* _EXERCISE PROMPT_
Retype the records that come next, word for word.

* _INFORMATION SUPPLIED_

··········

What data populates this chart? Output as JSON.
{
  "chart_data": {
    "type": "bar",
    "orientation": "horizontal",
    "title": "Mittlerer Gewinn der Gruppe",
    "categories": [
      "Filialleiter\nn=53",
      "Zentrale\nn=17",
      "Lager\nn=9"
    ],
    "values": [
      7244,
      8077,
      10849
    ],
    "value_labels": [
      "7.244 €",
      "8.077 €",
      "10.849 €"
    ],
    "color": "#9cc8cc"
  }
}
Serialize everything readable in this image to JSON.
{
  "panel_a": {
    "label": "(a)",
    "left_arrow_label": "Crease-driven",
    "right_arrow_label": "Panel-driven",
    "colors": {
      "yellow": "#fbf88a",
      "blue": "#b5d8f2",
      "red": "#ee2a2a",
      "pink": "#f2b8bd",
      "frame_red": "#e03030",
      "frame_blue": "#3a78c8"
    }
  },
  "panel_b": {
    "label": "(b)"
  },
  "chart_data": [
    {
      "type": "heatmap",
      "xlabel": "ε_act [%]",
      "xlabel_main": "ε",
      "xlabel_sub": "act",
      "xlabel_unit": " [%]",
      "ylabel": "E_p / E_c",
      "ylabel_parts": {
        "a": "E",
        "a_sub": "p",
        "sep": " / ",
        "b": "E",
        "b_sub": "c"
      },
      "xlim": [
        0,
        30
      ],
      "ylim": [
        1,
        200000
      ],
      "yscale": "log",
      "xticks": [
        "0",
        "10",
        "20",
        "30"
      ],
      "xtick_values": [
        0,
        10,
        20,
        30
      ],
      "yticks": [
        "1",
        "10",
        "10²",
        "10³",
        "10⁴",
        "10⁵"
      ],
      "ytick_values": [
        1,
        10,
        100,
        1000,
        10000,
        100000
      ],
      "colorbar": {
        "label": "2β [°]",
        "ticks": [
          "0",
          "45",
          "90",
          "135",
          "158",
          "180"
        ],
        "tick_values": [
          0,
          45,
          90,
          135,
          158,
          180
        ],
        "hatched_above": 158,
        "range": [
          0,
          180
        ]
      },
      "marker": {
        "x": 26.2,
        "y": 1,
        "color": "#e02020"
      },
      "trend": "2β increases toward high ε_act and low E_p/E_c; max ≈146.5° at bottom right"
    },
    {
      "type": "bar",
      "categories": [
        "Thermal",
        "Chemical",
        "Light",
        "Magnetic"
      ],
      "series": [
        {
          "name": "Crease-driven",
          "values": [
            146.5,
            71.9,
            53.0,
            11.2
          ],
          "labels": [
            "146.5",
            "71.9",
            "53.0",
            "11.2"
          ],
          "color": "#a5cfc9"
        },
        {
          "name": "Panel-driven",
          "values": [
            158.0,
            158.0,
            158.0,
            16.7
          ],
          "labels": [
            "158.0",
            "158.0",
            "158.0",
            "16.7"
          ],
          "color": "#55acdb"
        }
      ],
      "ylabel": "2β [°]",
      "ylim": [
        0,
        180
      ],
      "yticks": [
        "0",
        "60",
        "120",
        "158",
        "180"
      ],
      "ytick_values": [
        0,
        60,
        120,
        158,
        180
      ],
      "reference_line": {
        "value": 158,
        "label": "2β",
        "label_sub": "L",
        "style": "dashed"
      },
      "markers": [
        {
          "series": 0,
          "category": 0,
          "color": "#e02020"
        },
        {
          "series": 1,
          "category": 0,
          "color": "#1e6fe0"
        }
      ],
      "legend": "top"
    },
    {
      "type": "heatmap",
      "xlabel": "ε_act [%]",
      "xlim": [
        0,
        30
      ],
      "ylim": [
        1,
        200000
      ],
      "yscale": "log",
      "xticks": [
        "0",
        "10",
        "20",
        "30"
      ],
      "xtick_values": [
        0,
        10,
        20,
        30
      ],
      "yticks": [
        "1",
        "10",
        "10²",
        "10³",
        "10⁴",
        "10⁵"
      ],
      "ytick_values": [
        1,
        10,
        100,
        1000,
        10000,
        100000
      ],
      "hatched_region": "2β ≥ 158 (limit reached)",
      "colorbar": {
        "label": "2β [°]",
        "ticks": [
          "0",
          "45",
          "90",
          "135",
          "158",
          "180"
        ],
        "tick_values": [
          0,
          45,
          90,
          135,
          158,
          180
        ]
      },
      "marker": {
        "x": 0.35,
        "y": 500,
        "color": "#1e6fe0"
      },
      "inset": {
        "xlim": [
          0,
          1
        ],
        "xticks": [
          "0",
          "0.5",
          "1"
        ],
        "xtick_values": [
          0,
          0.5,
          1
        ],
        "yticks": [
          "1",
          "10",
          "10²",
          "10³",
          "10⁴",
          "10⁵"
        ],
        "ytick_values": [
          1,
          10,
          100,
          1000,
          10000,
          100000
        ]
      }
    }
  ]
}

··········

* _RESULT FOR THIS EXERCISE_
What data populates this chart? Output as JSON.
{
  "chart_data": {
    "type": "bar",
    "orientation": "horizontal",
    "title": "Mittlerer Gewinn der Gruppe",
    "categories": [
      "Filialleiter\nn=53",
      "Zentrale\nn=17",
      "Lager\nn=9"
    ],
    "values": [
      7244,
      8077,
      10849
    ],
    "value_labels": [
      "7.244 €",
      "8.077 €",
      "10.849 €"
    ],
    "color": "#9cc8cc"
  }
}
Serialize everything readable in this image to JSON.
{
  "panel_a": {
    "label": "(a)",
    "left_arrow_label": "Crease-driven",
    "right_arrow_label": "Panel-driven",
    "colors": {
      "yellow": "#fbf88a",
      "blue": "#b5d8f2",
      "red": "#ee2a2a",
      "pink": "#f2b8bd",
      "frame_red": "#e03030",
      "frame_blue": "#3a78c8"
    }
  },
  "panel_b": {
    "label": "(b)"
  },
  "chart_data": [
    {
      "type": "heatmap",
      "xlabel": "ε_act [%]",
      "xlabel_main": "ε",
      "xlabel_sub": "act",
      "xlabel_unit": " [%]",
      "ylabel": "E_p / E_c",
      "ylabel_parts": {
        "a": "E",
        "a_sub": "p",
        "sep": " / ",
        "b": "E",
        "b_sub": "c"
      },
      "xlim": [
        0,
        30
      ],
      "ylim": [
        1,
        200000
      ],
      "yscale": "log",
      "xticks": [
        "0",
        "10",
        "20",
        "30"
      ],
      "xtick_values": [
        0,
        10,
        20,
        30
      ],
      "yticks": [
        "1",
        "10",
        "10²",
        "10³",
        "10⁴",
        "10⁵"
      ],
      "ytick_values": [
        1,
        10,
        100,
        1000,
        10000,
        100000
      ],
      "colorbar": {
        "label": "2β [°]",
        "ticks": [
          "0",
          "45",
          "90",
          "135",
          "158",
          "180"
        ],
        "tick_values": [
          0,
          45,
          90,
          135,
          158,
          180
        ],
        "hatched_above": 158,
        "range": [
          0,
          180
        ]
      },
      "marker": {
        "x": 26.2,
        "y": 1,
        "color": "#e02020"
      },
      "trend": "2β increases toward high ε_act and low E_p/E_c; max ≈146.5° at bottom right"
    },
    {
      "type": "bar",
      "categories": [
        "Thermal",
        "Chemical",
        "Light",
        "Magnetic"
      ],
      "series": [
        {
          "name": "Crease-driven",
          "values": [
            146.5,
            71.9,
            53.0,
            11.2
          ],
          "labels": [
            "146.5",
            "71.9",
            "53.0",
            "11.2"
          ],
          "color": "#a5cfc9"
        },
        {
          "name": "Panel-driven",
          "values": [
            158.0,
            158.0,
            158.0,
            16.7
          ],
          "labels": [
            "158.0",
            "158.0",
            "158.0",
            "16.7"
          ],
          "color": "#55acdb"
        }
      ],
      "ylabel": "2β [°]",
      "ylim": [
        0,
        180
      ],
      "yticks": [
        "0",
        "60",
        "120",
        "158",
        "180"
      ],
      "ytick_values": [
        0,
        60,
        120,
        158,
        180
      ],
      "reference_line": {
        "value": 158,
        "label": "2β",
        "label_sub": "L",
        "style": "dashed"
      },
      "markers": [
        {
          "series": 0,
          "category": 0,
          "color": "#e02020"
        },
        {
          "series": 1,
          "category": 0,
          "color": "#1e6fe0"
        }
      ],
      "legend": "top"
    },
    {
      "type": "heatmap",
      "xlabel": "ε_act [%]",
      "xlim": [
        0,
        30
      ],
      "ylim": [
        1,
        200000
      ],
      "yscale": "log",
      "xticks": [
        "0",
        "10",
        "20",
        "30"
      ],
      "xtick_values": [
        0,
        10,
        20,
        30
      ],
      "yticks": [
        "1",
        "10",
        "10²",
        "10³",
        "10⁴",
        "10⁵"
      ],
      "ytick_values": [
        1,
        10,
        100,
        1000,
        10000,
        100000
      ],
      "hatched_region": "2β ≥ 158 (limit reached)",
      "colorbar": {
        "label": "2β [°]",
        "ticks": [
          "0",
          "45",
          "90",
          "135",
          "158",
          "180"
        ],
        "tick_values": [
          0,
          45,
          90,
          135,
          158,
          180
        ]
      },
      "marker": {
        "x": 0.35,
        "y": 500,
        "color": "#1e6fe0"
      },
      "inset": {
        "xlim": [
          0,
          1
        ],
        "xticks": [
          "0",
          "0.5",
          "1"
        ],
        "xtick_values": [
          0,
          0.5,
          1
        ],
        "yticks": [
          "1",
          "10",
          "10²",
          "10³",
          "10⁴",
          "10⁵"
        ],
        "ytick_values": [
          1,
          10,
          100,
          1000,
          10000,
          100000
        ]
      }
    }
  ]
}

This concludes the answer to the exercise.